(Figure record extracts)
=====
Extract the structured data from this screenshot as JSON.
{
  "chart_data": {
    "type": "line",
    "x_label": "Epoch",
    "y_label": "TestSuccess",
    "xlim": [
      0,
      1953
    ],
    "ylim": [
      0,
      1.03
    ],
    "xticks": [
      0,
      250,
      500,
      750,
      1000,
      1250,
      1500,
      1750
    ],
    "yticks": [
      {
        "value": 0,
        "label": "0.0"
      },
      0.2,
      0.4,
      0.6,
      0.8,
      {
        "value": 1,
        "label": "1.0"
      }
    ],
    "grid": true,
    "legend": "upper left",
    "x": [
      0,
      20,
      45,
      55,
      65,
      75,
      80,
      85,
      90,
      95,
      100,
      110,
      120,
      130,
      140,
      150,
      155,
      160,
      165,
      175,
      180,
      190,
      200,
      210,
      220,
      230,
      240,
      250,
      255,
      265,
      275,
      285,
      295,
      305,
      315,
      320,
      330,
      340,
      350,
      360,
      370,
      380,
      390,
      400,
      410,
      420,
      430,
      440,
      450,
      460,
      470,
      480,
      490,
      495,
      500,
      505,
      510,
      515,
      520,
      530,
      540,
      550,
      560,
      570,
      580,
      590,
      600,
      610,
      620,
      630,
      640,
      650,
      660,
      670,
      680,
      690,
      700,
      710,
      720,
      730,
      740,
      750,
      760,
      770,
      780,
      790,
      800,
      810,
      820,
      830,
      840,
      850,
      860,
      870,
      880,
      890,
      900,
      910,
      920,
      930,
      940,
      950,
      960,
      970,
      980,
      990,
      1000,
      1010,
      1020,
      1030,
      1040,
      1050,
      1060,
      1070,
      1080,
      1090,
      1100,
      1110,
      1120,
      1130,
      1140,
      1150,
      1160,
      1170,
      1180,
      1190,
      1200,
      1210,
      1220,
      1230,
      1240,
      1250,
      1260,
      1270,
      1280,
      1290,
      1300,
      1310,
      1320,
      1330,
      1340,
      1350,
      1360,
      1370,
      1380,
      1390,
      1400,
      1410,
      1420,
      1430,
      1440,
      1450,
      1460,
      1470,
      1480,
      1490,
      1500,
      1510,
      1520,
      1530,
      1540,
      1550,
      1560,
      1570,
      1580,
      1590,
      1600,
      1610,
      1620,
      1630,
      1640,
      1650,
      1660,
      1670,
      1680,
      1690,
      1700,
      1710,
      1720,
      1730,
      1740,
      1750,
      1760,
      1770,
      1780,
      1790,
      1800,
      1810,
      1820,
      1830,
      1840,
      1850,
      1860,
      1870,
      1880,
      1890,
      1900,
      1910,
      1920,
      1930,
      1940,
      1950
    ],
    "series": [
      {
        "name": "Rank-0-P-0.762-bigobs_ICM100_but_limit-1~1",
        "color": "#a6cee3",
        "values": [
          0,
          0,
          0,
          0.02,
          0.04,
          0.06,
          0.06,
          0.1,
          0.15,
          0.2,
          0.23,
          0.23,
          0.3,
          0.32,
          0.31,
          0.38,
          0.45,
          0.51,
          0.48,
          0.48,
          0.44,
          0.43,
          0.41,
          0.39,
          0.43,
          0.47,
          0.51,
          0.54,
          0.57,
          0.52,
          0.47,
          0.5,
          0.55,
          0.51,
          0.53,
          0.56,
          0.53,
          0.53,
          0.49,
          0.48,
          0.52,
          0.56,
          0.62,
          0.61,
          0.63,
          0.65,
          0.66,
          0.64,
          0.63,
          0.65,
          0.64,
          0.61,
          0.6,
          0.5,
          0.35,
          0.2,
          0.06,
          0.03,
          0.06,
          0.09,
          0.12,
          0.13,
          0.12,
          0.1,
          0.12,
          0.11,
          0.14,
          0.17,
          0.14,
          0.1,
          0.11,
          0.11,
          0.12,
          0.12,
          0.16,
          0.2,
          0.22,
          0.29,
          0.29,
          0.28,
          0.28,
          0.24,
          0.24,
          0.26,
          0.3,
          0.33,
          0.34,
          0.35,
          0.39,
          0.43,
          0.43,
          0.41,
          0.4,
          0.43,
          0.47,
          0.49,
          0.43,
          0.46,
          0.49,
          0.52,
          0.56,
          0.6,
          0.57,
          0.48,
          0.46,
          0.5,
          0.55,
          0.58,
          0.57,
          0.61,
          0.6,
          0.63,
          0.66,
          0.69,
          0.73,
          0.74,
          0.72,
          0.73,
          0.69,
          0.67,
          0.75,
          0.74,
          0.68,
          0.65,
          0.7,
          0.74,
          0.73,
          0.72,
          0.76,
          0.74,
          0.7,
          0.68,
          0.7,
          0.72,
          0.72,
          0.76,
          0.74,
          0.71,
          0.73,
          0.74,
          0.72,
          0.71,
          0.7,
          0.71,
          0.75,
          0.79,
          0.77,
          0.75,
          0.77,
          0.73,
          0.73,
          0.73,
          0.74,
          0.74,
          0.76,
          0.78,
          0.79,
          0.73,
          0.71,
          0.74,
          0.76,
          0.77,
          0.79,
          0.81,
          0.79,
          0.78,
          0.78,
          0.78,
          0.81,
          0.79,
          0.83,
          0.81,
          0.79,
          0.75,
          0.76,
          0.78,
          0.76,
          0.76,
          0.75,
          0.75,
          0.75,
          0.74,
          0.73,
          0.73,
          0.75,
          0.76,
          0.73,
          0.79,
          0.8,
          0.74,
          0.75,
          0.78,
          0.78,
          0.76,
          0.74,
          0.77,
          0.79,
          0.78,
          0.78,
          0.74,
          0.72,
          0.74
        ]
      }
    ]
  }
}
=====
--- THE PROBLEM ---
Set down the listing in full, keeping every word exactly as it is.

--- TASK RESULT ---
Extract the structured data from this screenshot as JSON.
{
  "chart_data": {
    "type": "line",
    "x_label": "Epoch",
    "y_label": "TestSuccess",
    "xlim": [
      0,
      1953
    ],
    "ylim": [
      0,
      1.03
    ],
    "xticks": [
      0,
      250,
      500,
      750,
      1000,
      1250,
      1500,
      1750
    ],
    "yticks": [
      {
        "value": 0,
        "label": "0.0"
      },
      0.2,
      0.4,
      0.6,
      0.8,
      {
        "value": 1,
        "label": "1.0"
      }
    ],
    "grid": true,
    "legend": "upper left",
    "x": [
      0,
      20,
      45,
      55,
      65,
      75,
      80,
      85,
      90,
      95,
      100,
      110,
      120,
      130,
      140,
      150,
      155,
      160,
      165,
      175,
      180,
      190,
      200,
      210,
      220,
      230,
      240,
      250,
      255,
      265,
      275,
      285,
      295,
      305,
      315,
      320,
      330,
      340,
      350,
      360,
      370,
      380,
      390,
      400,
      410,
      420,
      430,
      440,
      450,
      460,
      470,
      480,
      490,
      495,
      500,
      505,
      510,
      515,
      520,
      530,
      540,
      550,
      560,
      570,
      580,
      590,
      600,
      610,
      620,
      630,
      640,
      650,
      660,
      670,
      680,
      690,
      700,
      710,
      720,
      730,
      740,
      750,
      760,
      770,
      780,
      790,
      800,
      810,
      820,
      830,
      840,
      850,
      860,
      870,
      880,
      890,
      900,
      910,
      920,
      930,
      940,
      950,
      960,
      970,
      980,
      990,
      1000,
      1010,
      1020,
      1030,
      1040,
      1050,
      1060,
      1070,
      1080,
      1090,
      1100,
      1110,
      1120,
      1130,
      1140,
      1150,
      1160,
      1170,
      1180,
      1190,
      1200,
      1210,
      1220,
      1230,
      1240,
      1250,
      1260,
      1270,
      1280,
      1290,
      1300,
      1310,
      1320,
      1330,
      1340,
      1350,
      1360,
      1370,
      1380,
      1390,
      1400,
      1410,
      1420,
      1430,
      1440,
      1450,
      1460,
      1470,
      1480,
      1490,
      1500,
      1510,
      1520,
      1530,
      1540,
      1550,
      1560,
      1570,
      1580,
      1590,
      1600,
      1610,
      1620,
      1630,
      1640,
      1650,
      1660,
      1670,
      1680,
      1690,
      1700,
      1710,
      1720,
      1730,
      1740,
      1750,
      1760,
      1770,
      1780,
      1790,
      1800,
      1810,
      1820,
      1830,
      1840,
      1850,
      1860,
      1870,
      1880,
      1890,
      1900,
      1910,
      1920,
      1930,
      1940,
      1950
    ],
    "series": [
      {
        "name": "Rank-0-P-0.762-bigobs_ICM100_but_limit-1~1",
        "color": "#a6cee3",
        "values": [
          0,
          0,
          0,
          0.02,
          0.04,
          0.06,
          0.06,
          0.1,
          0.15,
          0.2,
          0.23,
          0.23,
          0.3,
          0.32,
          0.31,
          0.38,
          0.45,
          0.51,
          0.48,
          0.48,
          0.44,
          0.43,
          0.41,
          0.39,
          0.43,
          0.47,
          0.51,
          0.54,
          0.57,
          0.52,
          0.47,
          0.5,
          0.55,
          0.51,
          0.53,
          0.56,
          0.53,
          0.53,
          0.49,
          0.48,
          0.52,
          0.56,
          0.62,
          0.61,
          0.63,
          0.65,
          0.66,
          0.64,
          0.63,
          0.65,
          0.64,
          0.61,
          0.6,
          0.5,
          0.35,
          0.2,
          0.06,
          0.03,
          0.06,
          0.09,
          0.12,
          0.13,
          0.12,
          0.1,
          0.12,
          0.11,
          0.14,
          0.17,
          0.14,
          0.1,
          0.11,
          0.11,
          0.12,
          0.12,
          0.16,
          0.2,
          0.22,
          0.29,
          0.29,
          0.28,
          0.28,
          0.24,
          0.24,
          0.26,
          0.3,
          0.33,
          0.34,
          0.35,
          0.39,
          0.43,
          0.43,
          0.41,
          0.4,
          0.43,
          0.47,
          0.49,
          0.43,
          0.46,
          0.49,
          0.52,
          0.56,
          0.6,
          0.57,
          0.48,
          0.46,
          0.5,
          0.55,
          0.58,
          0.57,
          0.61,
          0.6,
          0.63,
          0.66,
          0.69,
          0.73,
          0.74,
          0.72,
          0.73,
          0.69,
          0.67,
          0.75,
          0.74,
          0.68,
          0.65,
          0.7,
          0.74,
          0.73,
          0.72,
          0.76,
          0.74,
          0.7,
          0.68,
          0.7,
          0.72,
          0.72,
          0.76,
          0.74,
          0.71,
          0.73,
          0.74,
          0.72,
          0.71,
          0.7,
          0.71,
          0.75,
          0.79,
          0.77,
          0.75,
          0.77,
          0.73,
          0.73,
          0.73,
          0.74,
          0.74,
          0.76,
          0.78,
          0.79,
          0.73,
          0.71,
          0.74,
          0.76,
          0.77,
          0.79,
          0.81,
          0.79,
          0.78,
          0.78,
          0.78,
          0.81,
          0.79,
          0.83,
          0.81,
          0.79,
          0.75,
          0.76,
          0.78,
          0.76,
          0.76,
          0.75,
          0.75,
          0.75,
          0.74,
          0.73,
          0.73,
          0.75,
          0.76,
          0.73,
          0.79,
          0.8,
          0.74,
          0.75,
          0.78,
          0.78,
          0.76,
          0.74,
          0.77,
          0.79,
          0.78,
          0.78,
          0.74,
          0.72,
          0.74
        ]
      }
    ]
  }
}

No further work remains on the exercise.